## Start Information provided

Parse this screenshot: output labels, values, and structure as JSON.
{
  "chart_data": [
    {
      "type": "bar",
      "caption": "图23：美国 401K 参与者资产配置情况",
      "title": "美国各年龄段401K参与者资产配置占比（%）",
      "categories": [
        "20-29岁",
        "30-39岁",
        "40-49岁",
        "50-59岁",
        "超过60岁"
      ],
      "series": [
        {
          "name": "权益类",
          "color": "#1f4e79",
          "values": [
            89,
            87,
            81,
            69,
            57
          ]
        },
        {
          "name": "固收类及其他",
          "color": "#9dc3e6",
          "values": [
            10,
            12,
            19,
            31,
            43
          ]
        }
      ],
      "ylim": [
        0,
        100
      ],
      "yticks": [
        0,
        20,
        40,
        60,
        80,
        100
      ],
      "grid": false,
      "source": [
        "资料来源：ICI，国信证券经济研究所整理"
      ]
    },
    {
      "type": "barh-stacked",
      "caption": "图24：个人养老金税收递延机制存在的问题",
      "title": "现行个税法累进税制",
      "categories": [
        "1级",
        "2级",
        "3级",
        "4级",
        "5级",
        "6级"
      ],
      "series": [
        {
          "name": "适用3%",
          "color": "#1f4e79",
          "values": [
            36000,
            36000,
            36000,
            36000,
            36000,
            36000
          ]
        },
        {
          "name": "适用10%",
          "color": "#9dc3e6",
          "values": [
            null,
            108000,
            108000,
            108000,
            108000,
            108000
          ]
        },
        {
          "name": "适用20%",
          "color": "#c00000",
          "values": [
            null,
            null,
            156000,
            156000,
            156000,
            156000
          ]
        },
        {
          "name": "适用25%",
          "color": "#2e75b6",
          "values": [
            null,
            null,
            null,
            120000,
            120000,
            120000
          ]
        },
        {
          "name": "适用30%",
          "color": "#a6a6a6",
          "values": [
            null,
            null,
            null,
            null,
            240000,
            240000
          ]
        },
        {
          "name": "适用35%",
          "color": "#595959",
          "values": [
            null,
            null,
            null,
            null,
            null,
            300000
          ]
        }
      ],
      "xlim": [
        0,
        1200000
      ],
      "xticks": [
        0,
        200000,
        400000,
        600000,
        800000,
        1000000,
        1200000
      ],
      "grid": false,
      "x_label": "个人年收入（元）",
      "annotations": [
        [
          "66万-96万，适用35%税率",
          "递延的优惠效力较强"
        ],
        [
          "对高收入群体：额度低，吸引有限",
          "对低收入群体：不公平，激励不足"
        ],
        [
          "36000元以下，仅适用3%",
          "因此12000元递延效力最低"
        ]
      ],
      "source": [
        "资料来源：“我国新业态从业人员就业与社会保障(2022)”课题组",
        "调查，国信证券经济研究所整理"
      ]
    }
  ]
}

## End Information provided

Your task is to retype all the records above with nothing left out.

**Task solution**
Parse this screenshot: output labels, values, and structure as JSON.
{
  "chart_data": [
    {
      "type": "bar",
      "caption": "图23：美国 401K 参与者资产配置情况",
      "title": "美国各年龄段401K参与者资产配置占比（%）",
      "categories": [
        "20-29岁",
        "30-39岁",
        "40-49岁",
        "50-59岁",
        "超过60岁"
      ],
      "series": [
        {
          "name": "权益类",
          "color": "#1f4e79",
          "values": [
            89,
            87,
            81,
            69,
            57
          ]
        },
        {
          "name": "固收类及其他",
          "color": "#9dc3e6",
          "values": [
            10,
            12,
            19,
            31,
            43
          ]
        }
      ],
      "ylim": [
        0,
        100
      ],
      "yticks": [
        0,
        20,
        40,
        60,
        80,
        100
      ],
      "grid": false,
      "source": [
        "资料来源：ICI，国信证券经济研究所整理"
      ]
    },
    {
      "type": "barh-stacked",
      "caption": "图24：个人养老金税收递延机制存在的问题",
      "title": "现行个税法累进税制",
      "categories": [
        "1级",
        "2级",
        "3级",
        "4级",
        "5级",
        "6级"
      ],
      "series": [
        {
          "name": "适用3%",
          "color": "#1f4e79",
          "values": [
            36000,
            36000,
            36000,
            36000,
            36000,
            36000
          ]
        },
        {
          "name": "适用10%",
          "color": "#9dc3e6",
          "values": [
            null,
            108000,
            108000,
            108000,
            108000,
            108000
          ]
        },
        {
          "name": "适用20%",
          "color": "#c00000",
          "values": [
            null,
            null,
            156000,
            156000,
            156000,
            156000
          ]
        },
        {
          "name": "适用25%",
          "color": "#2e75b6",
          "values": [
            null,
            null,
            null,
            120000,
            120000,
            120000
          ]
        },
        {
          "name": "适用30%",
          "color": "#a6a6a6",
          "values": [
            null,
            null,
            null,
            null,
            240000,
            240000
          ]
        },
        {
          "name": "适用35%",
          "color": "#595959",
          "values": [
            null,
            null,
            null,
            null,
            null,
            300000
          ]
        }
      ],
      "xlim": [
        0,
        1200000
      ],
      "xticks": [
        0,
        200000,
        400000,
        600000,
        800000,
        1000000,
        1200000
      ],
      "grid": false,
      "x_label": "个人年收入（元）",
      "annotations": [
        [
          "66万-96万，适用35%税率",
          "递延的优惠效力较强"
        ],
        [
          "对高收入群体：额度低，吸引有限",
          "对低收入群体：不公平，激励不足"
        ],
        [
          "36000元以下，仅适用3%",
          "因此12000元递延效力最低"
        ]
      ],
      "source": [
        "资料来源：“我国新业态从业人员就业与社会保障(2022)”课题组",
        "调查，国信证券经济研究所整理"
      ]
    }
  ]
}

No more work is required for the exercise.